-- START Provided records --

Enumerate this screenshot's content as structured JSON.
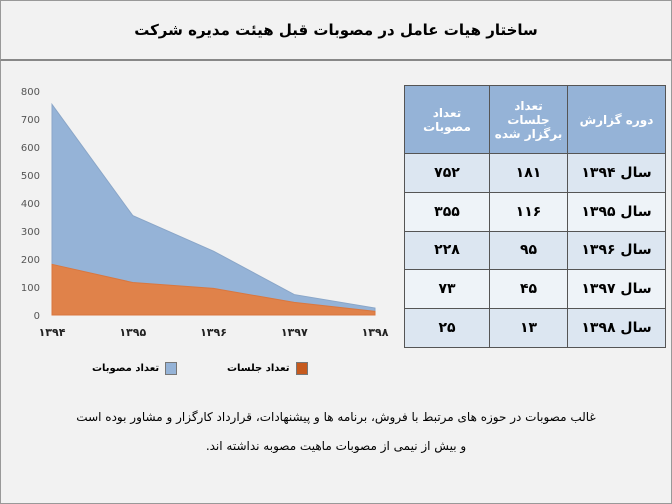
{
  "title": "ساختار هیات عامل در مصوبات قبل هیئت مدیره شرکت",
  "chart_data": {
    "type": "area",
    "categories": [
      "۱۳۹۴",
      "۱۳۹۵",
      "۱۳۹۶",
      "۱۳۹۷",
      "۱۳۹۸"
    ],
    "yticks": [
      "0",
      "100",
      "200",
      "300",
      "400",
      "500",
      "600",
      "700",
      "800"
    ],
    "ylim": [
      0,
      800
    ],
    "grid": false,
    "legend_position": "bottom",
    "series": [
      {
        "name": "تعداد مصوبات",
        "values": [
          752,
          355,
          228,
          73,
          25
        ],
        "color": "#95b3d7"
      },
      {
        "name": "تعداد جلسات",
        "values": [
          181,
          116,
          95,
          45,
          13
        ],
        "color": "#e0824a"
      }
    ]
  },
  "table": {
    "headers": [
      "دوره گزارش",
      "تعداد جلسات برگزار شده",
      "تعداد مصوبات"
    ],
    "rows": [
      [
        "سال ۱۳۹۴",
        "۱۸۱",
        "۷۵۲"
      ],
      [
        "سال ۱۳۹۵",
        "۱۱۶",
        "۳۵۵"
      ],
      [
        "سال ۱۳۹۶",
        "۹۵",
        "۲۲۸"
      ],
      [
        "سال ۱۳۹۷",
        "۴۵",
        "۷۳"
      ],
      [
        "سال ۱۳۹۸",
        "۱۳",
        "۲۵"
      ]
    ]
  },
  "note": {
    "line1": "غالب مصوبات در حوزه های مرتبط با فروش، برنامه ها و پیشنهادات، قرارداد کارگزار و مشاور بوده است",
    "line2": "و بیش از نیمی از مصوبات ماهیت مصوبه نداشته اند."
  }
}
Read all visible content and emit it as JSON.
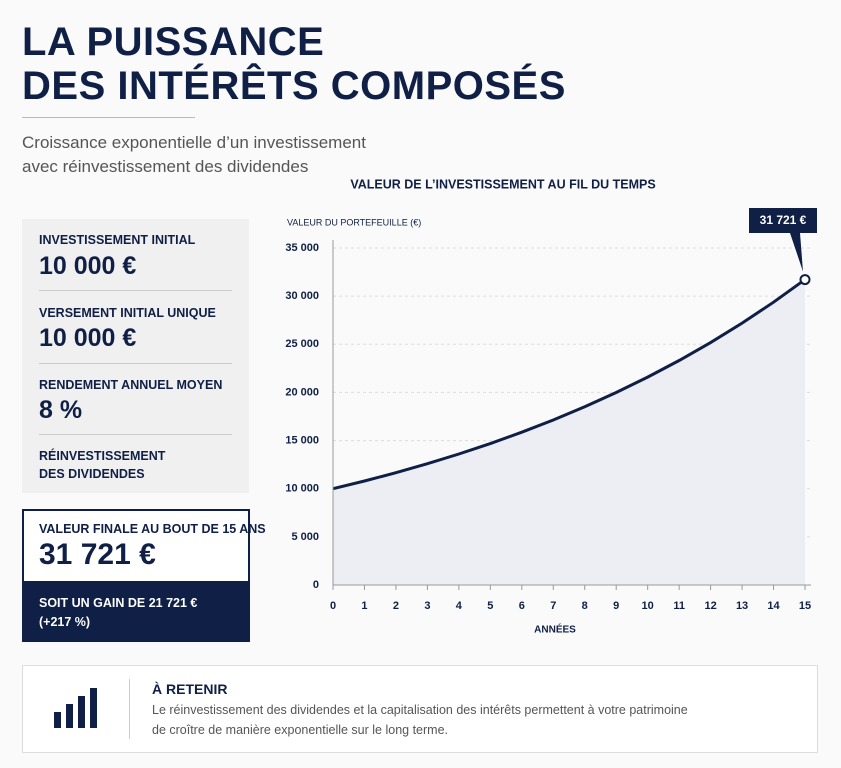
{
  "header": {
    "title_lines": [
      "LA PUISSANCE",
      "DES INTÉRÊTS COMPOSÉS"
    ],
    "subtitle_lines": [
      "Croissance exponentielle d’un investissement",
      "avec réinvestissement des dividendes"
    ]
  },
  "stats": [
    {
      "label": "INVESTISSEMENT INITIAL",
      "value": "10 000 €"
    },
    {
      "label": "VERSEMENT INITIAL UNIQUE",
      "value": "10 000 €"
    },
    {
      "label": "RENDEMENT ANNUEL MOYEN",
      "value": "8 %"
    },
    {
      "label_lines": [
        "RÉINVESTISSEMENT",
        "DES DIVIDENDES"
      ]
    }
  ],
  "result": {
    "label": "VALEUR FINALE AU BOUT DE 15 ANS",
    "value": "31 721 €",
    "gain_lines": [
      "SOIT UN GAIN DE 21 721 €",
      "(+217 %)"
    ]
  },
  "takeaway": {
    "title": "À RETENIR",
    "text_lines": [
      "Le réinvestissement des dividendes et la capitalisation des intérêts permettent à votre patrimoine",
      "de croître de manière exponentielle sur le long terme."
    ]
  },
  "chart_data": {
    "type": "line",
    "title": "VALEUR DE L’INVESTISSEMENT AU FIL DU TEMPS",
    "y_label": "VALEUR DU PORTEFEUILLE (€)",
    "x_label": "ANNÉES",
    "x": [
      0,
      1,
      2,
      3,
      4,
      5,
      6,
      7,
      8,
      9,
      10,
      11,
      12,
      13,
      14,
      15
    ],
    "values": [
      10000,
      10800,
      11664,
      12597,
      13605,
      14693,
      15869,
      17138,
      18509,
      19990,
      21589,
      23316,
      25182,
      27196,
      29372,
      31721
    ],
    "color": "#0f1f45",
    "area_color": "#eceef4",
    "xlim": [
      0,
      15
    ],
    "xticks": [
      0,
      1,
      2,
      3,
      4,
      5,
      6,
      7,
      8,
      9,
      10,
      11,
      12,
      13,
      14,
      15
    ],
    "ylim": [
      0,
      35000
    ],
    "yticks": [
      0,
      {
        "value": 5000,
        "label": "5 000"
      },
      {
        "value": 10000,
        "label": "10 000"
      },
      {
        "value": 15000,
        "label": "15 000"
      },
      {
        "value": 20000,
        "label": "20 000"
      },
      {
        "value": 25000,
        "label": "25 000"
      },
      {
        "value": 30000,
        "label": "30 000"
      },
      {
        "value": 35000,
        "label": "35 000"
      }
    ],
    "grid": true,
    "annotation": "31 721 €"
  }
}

-- END Provided records --

Repeat the material above verbatim, with no pictures in the output.

Enumerate this screenshot's content as structured JSON.
{
  "title": "ساختار هیات عامل در مصوبات قبل هیئت مدیره شرکت",
  "chart_data": {
    "type": "area",
    "categories": [
      "۱۳۹۴",
      "۱۳۹۵",
      "۱۳۹۶",
      "۱۳۹۷",
      "۱۳۹۸"
    ],
    "yticks": [
      "0",
      "100",
      "200",
      "300",
      "400",
      "500",
      "600",
      "700",
      "800"
    ],
    "ylim": [
      0,
      800
    ],
    "grid": false,
    "legend_position": "bottom",
    "series": [
      {
        "name": "تعداد مصوبات",
        "values": [
          752,
          355,
          228,
          73,
          25
        ],
        "color": "#95b3d7"
      },
      {
        "name": "تعداد جلسات",
        "values": [
          181,
          116,
          95,
          45,
          13
        ],
        "color": "#e0824a"
      }
    ]
  },
  "table": {
    "headers": [
      "دوره گزارش",
      "تعداد جلسات برگزار شده",
      "تعداد مصوبات"
    ],
    "rows": [
      [
        "سال ۱۳۹۴",
        "۱۸۱",
        "۷۵۲"
      ],
      [
        "سال ۱۳۹۵",
        "۱۱۶",
        "۳۵۵"
      ],
      [
        "سال ۱۳۹۶",
        "۹۵",
        "۲۲۸"
      ],
      [
        "سال ۱۳۹۷",
        "۴۵",
        "۷۳"
      ],
      [
        "سال ۱۳۹۸",
        "۱۳",
        "۲۵"
      ]
    ]
  },
  "note": {
    "line1": "غالب مصوبات در حوزه های مرتبط با فروش، برنامه ها و پیشنهادات، قرارداد کارگزار و مشاور بوده است",
    "line2": "و بیش از نیمی از مصوبات ماهیت مصوبه نداشته اند."
  }
}
Read all visible content and emit it as JSON.
{
  "header": {
    "title_lines": [
      "LA PUISSANCE",
      "DES INTÉRÊTS COMPOSÉS"
    ],
    "subtitle_lines": [
      "Croissance exponentielle d’un investissement",
      "avec réinvestissement des dividendes"
    ]
  },
  "stats": [
    {
      "label": "INVESTISSEMENT INITIAL",
      "value": "10 000 €"
    },
    {
      "label": "VERSEMENT INITIAL UNIQUE",
      "value": "10 000 €"
    },
    {
      "label": "RENDEMENT ANNUEL MOYEN",
      "value": "8 %"
    },
    {
      "label_lines": [
        "RÉINVESTISSEMENT",
        "DES DIVIDENDES"
      ]
    }
  ],
  "result": {
    "label": "VALEUR FINALE AU BOUT DE 15 ANS",
    "value": "31 721 €",
    "gain_lines": [
      "SOIT UN GAIN DE 21 721 €",
      "(+217 %)"
    ]
  },
  "takeaway": {
    "title": "À RETENIR",
    "text_lines": [
      "Le réinvestissement des dividendes et la capitalisation des intérêts permettent à votre patrimoine",
      "de croître de manière exponentielle sur le long terme."
    ]
  },
  "chart_data": {
    "type": "line",
    "title": "VALEUR DE L’INVESTISSEMENT AU FIL DU TEMPS",
    "y_label": "VALEUR DU PORTEFEUILLE (€)",
    "x_label": "ANNÉES",
    "x": [
      0,
      1,
      2,
      3,
      4,
      5,
      6,
      7,
      8,
      9,
      10,
      11,
      12,
      13,
      14,
      15
    ],
    "values": [
      10000,
      10800,
      11664,
      12597,
      13605,
      14693,
      15869,
      17138,
      18509,
      19990,
      21589,
      23316,
      25182,
      27196,
      29372,
      31721
    ],
    "color": "#0f1f45",
    "area_color": "#eceef4",
    "xlim": [
      0,
      15
    ],
    "xticks": [
      0,
      1,
      2,
      3,
      4,
      5,
      6,
      7,
      8,
      9,
      10,
      11,
      12,
      13,
      14,
      15
    ],
    "ylim": [
      0,
      35000
    ],
    "yticks": [
      0,
      {
        "value": 5000,
        "label": "5 000"
      },
      {
        "value": 10000,
        "label": "10 000"
      },
      {
        "value": 15000,
        "label": "15 000"
      },
      {
        "value": 20000,
        "label": "20 000"
      },
      {
        "value": 25000,
        "label": "25 000"
      },
      {
        "value": 30000,
        "label": "30 000"
      },
      {
        "value": 35000,
        "label": "35 000"
      }
    ],
    "grid": true,
    "annotation": "31 721 €"
  }
}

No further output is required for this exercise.